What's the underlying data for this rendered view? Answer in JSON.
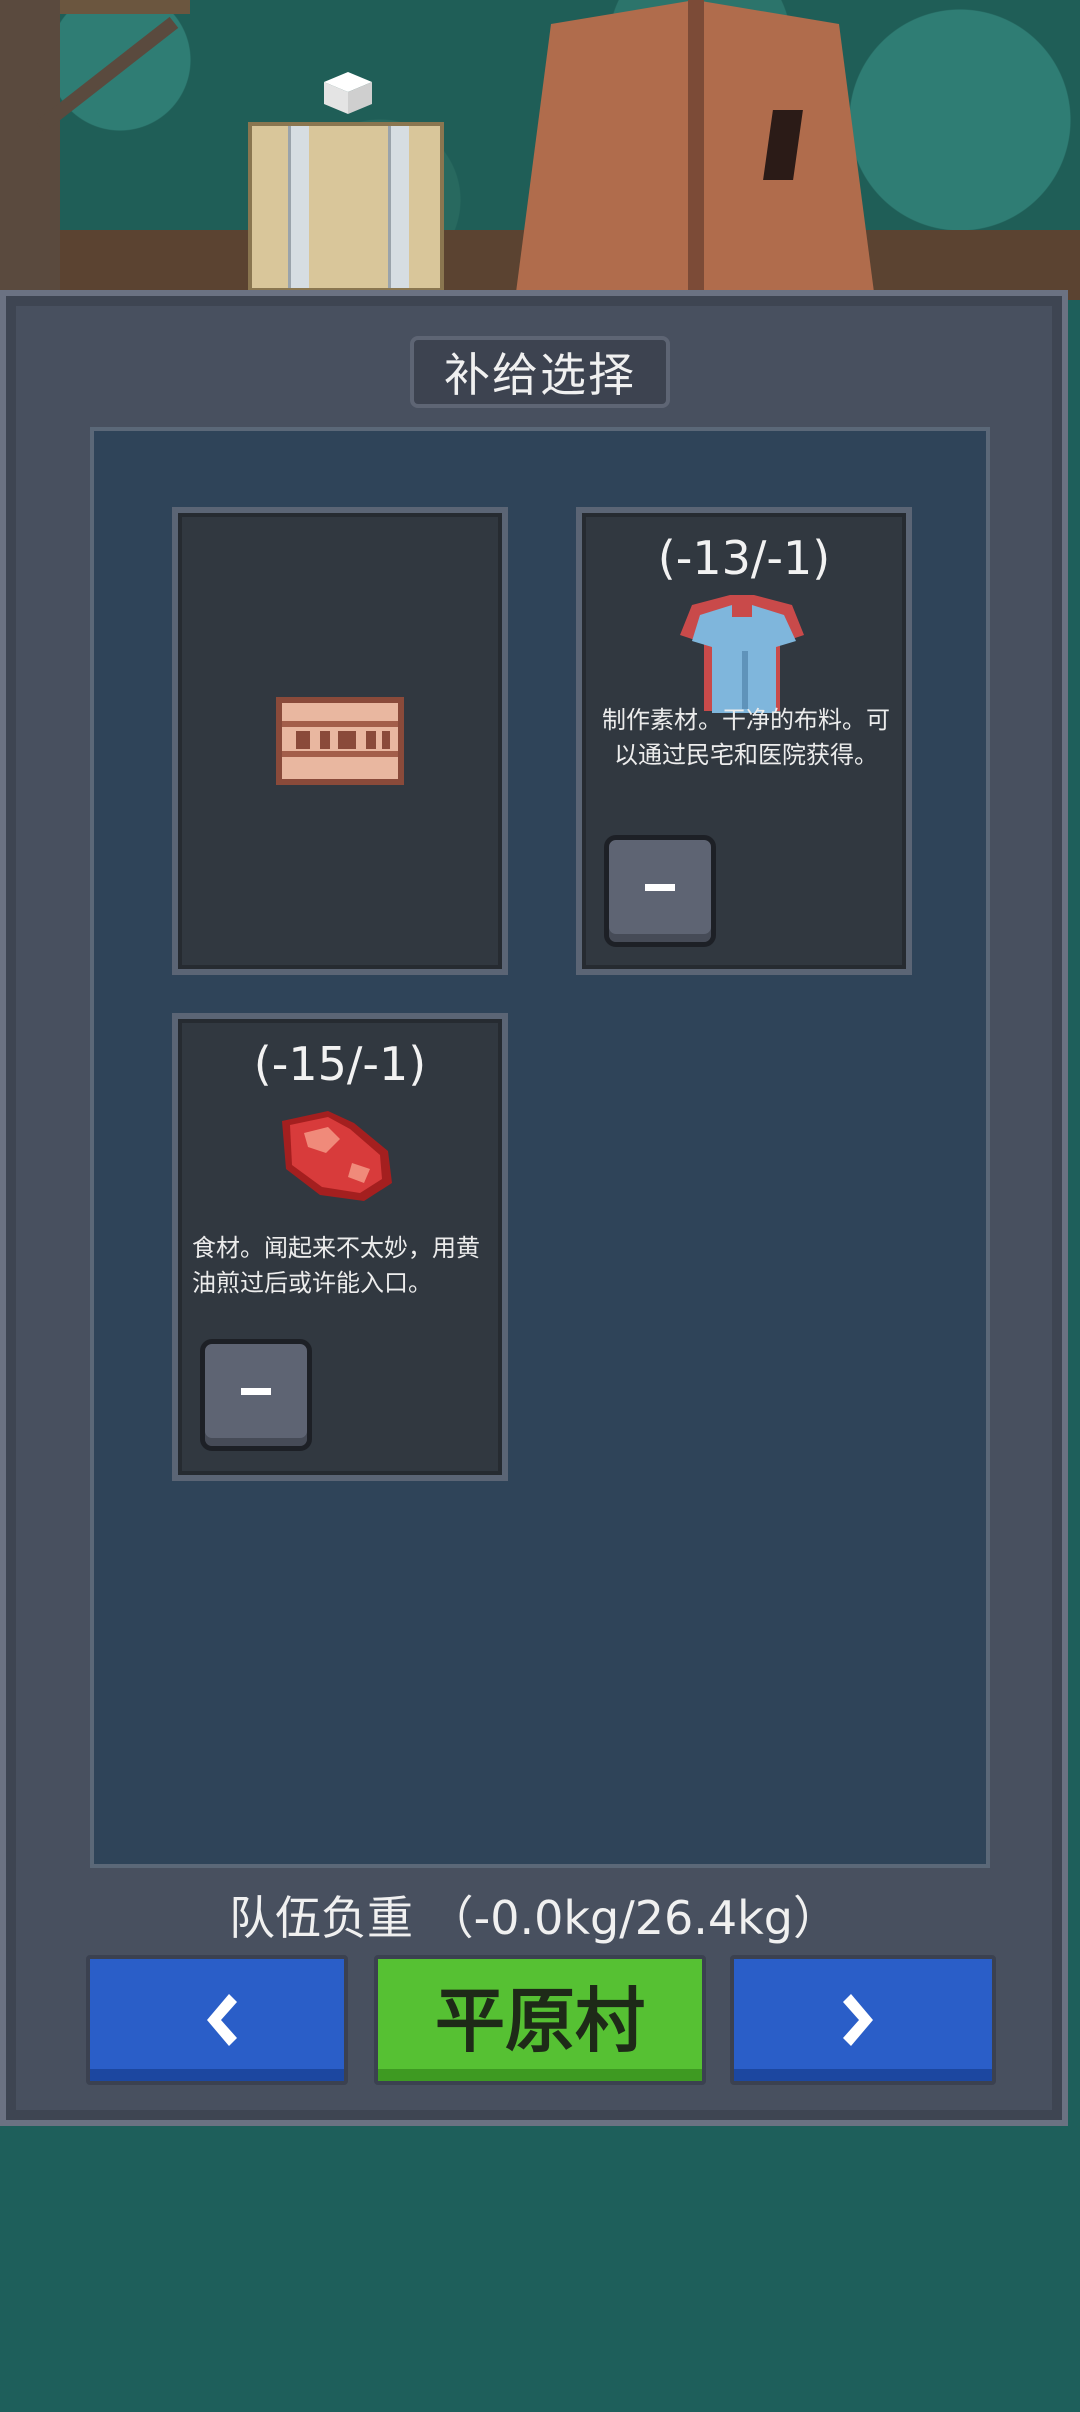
{
  "header": {
    "title": "补给选择"
  },
  "items": [
    {
      "count": "",
      "description": "",
      "icon": "wooden-sign-icon",
      "has_minus": false
    },
    {
      "count": "(-13/-1)",
      "description": "制作素材。干净的布料。可以通过民宅和医院获得。",
      "icon": "cloth-shirt-icon",
      "has_minus": true
    },
    {
      "count": "(-15/-1)",
      "description": "食材。闻起来不太妙，用黄油煎过后或许能入口。",
      "icon": "raw-meat-icon",
      "has_minus": true
    }
  ],
  "footer": {
    "weight_text": "队伍负重 （-0.0kg/26.4kg）",
    "prev_icon": "chevron-left-icon",
    "location_label": "平原村",
    "next_icon": "chevron-right-icon"
  },
  "colors": {
    "panel": "#48505f",
    "inner": "#2f4459",
    "card": "#313840",
    "nav_blue": "#2a5ec8",
    "nav_green": "#56c133"
  }
}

◆ ◆ ◆

_Aim_
In the entries above, identify each line that includes the string "icon", then copy it.

_Solution to this exercise_
      "icon": "wooden-sign-icon",
      "icon": "cloth-shirt-icon",
      "icon": "raw-meat-icon",
    "prev_icon": "chevron-left-icon",
    "next_icon": "chevron-right-icon"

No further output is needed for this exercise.